[THE EXERCISE] Your task is to extract every entry that follows word for word while excluding the pictures.

[RECORDS FOR THIS TASK]
## BEGIN
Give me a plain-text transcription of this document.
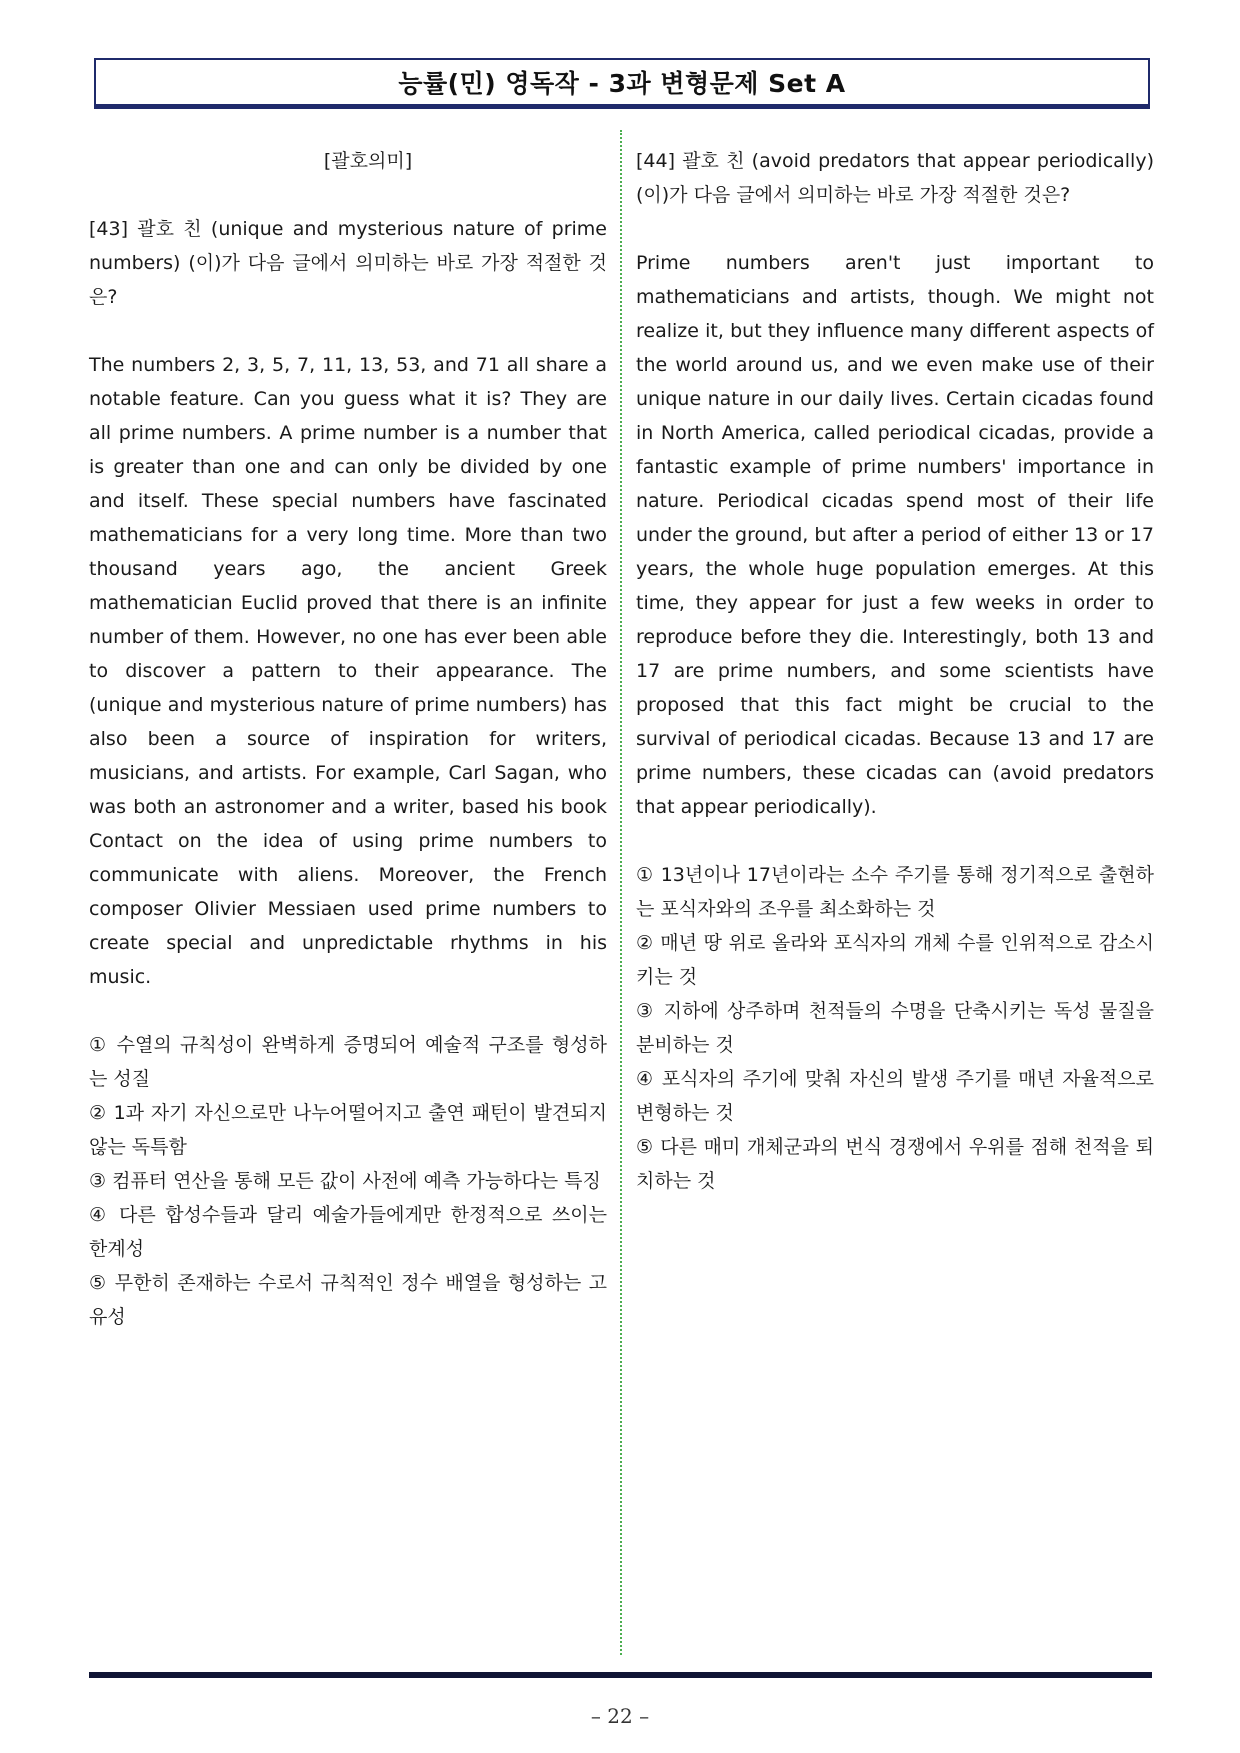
능률(민) 영독작 - 3과 변형문제 Set A

[괄호의미]

[43] 괄호 친 (unique and mysterious nature of prime numbers) (이)가 다음 글에서 의미하는 바로 가장 적절한 것은?

The numbers 2, 3, 5, 7, 11, 13, 53, and 71 all share a notable feature. Can you guess what it is? They are all prime numbers. A prime number is a number that is greater than one and can only be divided by one and itself. These special numbers have fascinated mathematicians for a very long time. More than two thousand years ago, the ancient Greek mathematician Euclid proved that there is an infinite number of them. However, no one has ever been able to discover a pattern to their appearance. The (unique and mysterious nature of prime numbers) has also been a source of inspiration for writers, musicians, and artists. For example, Carl Sagan, who was both an astronomer and a writer, based his book Contact on the idea of using prime numbers to communicate with aliens. Moreover, the French composer Olivier Messiaen used prime numbers to create special and unpredictable rhythms in his music.

① 수열의 규칙성이 완벽하게 증명되어 예술적 구조를 형성하는 성질

② 1과 자기 자신으로만 나누어떨어지고 출연 패턴이 발견되지 않는 독특함

③ 컴퓨터 연산을 통해 모든 값이 사전에 예측 가능하다는 특징

④ 다른 합성수들과 달리 예술가들에게만 한정적으로 쓰이는 한계성

⑤ 무한히 존재하는 수로서 규칙적인 정수 배열을 형성하는 고유성

[44] 괄호 친 (avoid predators that appear periodically) (이)가 다음 글에서 의미하는 바로 가장 적절한 것은?

Prime numbers aren't just important to mathematicians and artists, though. We might not realize it, but they influence many different aspects of the world around us, and we even make use of their unique nature in our daily lives. Certain cicadas found in North America, called periodical cicadas, provide a fantastic example of prime numbers' importance in nature. Periodical cicadas spend most of their life under the ground, but after a period of either 13 or 17 years, the whole huge population emerges. At this time, they appear for just a few weeks in order to reproduce before they die. Interestingly, both 13 and 17 are prime numbers, and some scientists have proposed that this fact might be crucial to the survival of periodical cicadas. Because 13 and 17 are prime numbers, these cicadas can (avoid predators that appear periodically).

① 13년이나 17년이라는 소수 주기를 통해 정기적으로 출현하는 포식자와의 조우를 최소화하는 것

② 매년 땅 위로 올라와 포식자의 개체 수를 인위적으로 감소시키는 것

③ 지하에 상주하며 천적들의 수명을 단축시키는 독성 물질을 분비하는 것

④ 포식자의 주기에 맞춰 자신의 발생 주기를 매년 자율적으로 변형하는 것

⑤ 다른 매미 개체군과의 번식 경쟁에서 우위를 점해 천적을 퇴치하는 것

– 22 –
## END
[CORRECT ANSWER]
Give me a plain-text transcription of this document.
능률(민) 영독작 - 3과 변형문제 Set A

[괄호의미]

[43] 괄호 친 (unique and mysterious nature of prime numbers) (이)가 다음 글에서 의미하는 바로 가장 적절한 것은?

The numbers 2, 3, 5, 7, 11, 13, 53, and 71 all share a notable feature. Can you guess what it is? They are all prime numbers. A prime number is a number that is greater than one and can only be divided by one and itself. These special numbers have fascinated mathematicians for a very long time. More than two thousand years ago, the ancient Greek mathematician Euclid proved that there is an infinite number of them. However, no one has ever been able to discover a pattern to their appearance. The (unique and mysterious nature of prime numbers) has also been a source of inspiration for writers, musicians, and artists. For example, Carl Sagan, who was both an astronomer and a writer, based his book Contact on the idea of using prime numbers to communicate with aliens. Moreover, the French composer Olivier Messiaen used prime numbers to create special and unpredictable rhythms in his music.

① 수열의 규칙성이 완벽하게 증명되어 예술적 구조를 형성하는 성질

② 1과 자기 자신으로만 나누어떨어지고 출연 패턴이 발견되지 않는 독특함

③ 컴퓨터 연산을 통해 모든 값이 사전에 예측 가능하다는 특징

④ 다른 합성수들과 달리 예술가들에게만 한정적으로 쓰이는 한계성

⑤ 무한히 존재하는 수로서 규칙적인 정수 배열을 형성하는 고유성

[44] 괄호 친 (avoid predators that appear periodically) (이)가 다음 글에서 의미하는 바로 가장 적절한 것은?

Prime numbers aren't just important to mathematicians and artists, though. We might not realize it, but they influence many different aspects of the world around us, and we even make use of their unique nature in our daily lives. Certain cicadas found in North America, called periodical cicadas, provide a fantastic example of prime numbers' importance in nature. Periodical cicadas spend most of their life under the ground, but after a period of either 13 or 17 years, the whole huge population emerges. At this time, they appear for just a few weeks in order to reproduce before they die. Interestingly, both 13 and 17 are prime numbers, and some scientists have proposed that this fact might be crucial to the survival of periodical cicadas. Because 13 and 17 are prime numbers, these cicadas can (avoid predators that appear periodically).

① 13년이나 17년이라는 소수 주기를 통해 정기적으로 출현하는 포식자와의 조우를 최소화하는 것

② 매년 땅 위로 올라와 포식자의 개체 수를 인위적으로 감소시키는 것

③ 지하에 상주하며 천적들의 수명을 단축시키는 독성 물질을 분비하는 것

④ 포식자의 주기에 맞춰 자신의 발생 주기를 매년 자율적으로 변형하는 것

⑤ 다른 매미 개체군과의 번식 경쟁에서 우위를 점해 천적을 퇴치하는 것

– 22 –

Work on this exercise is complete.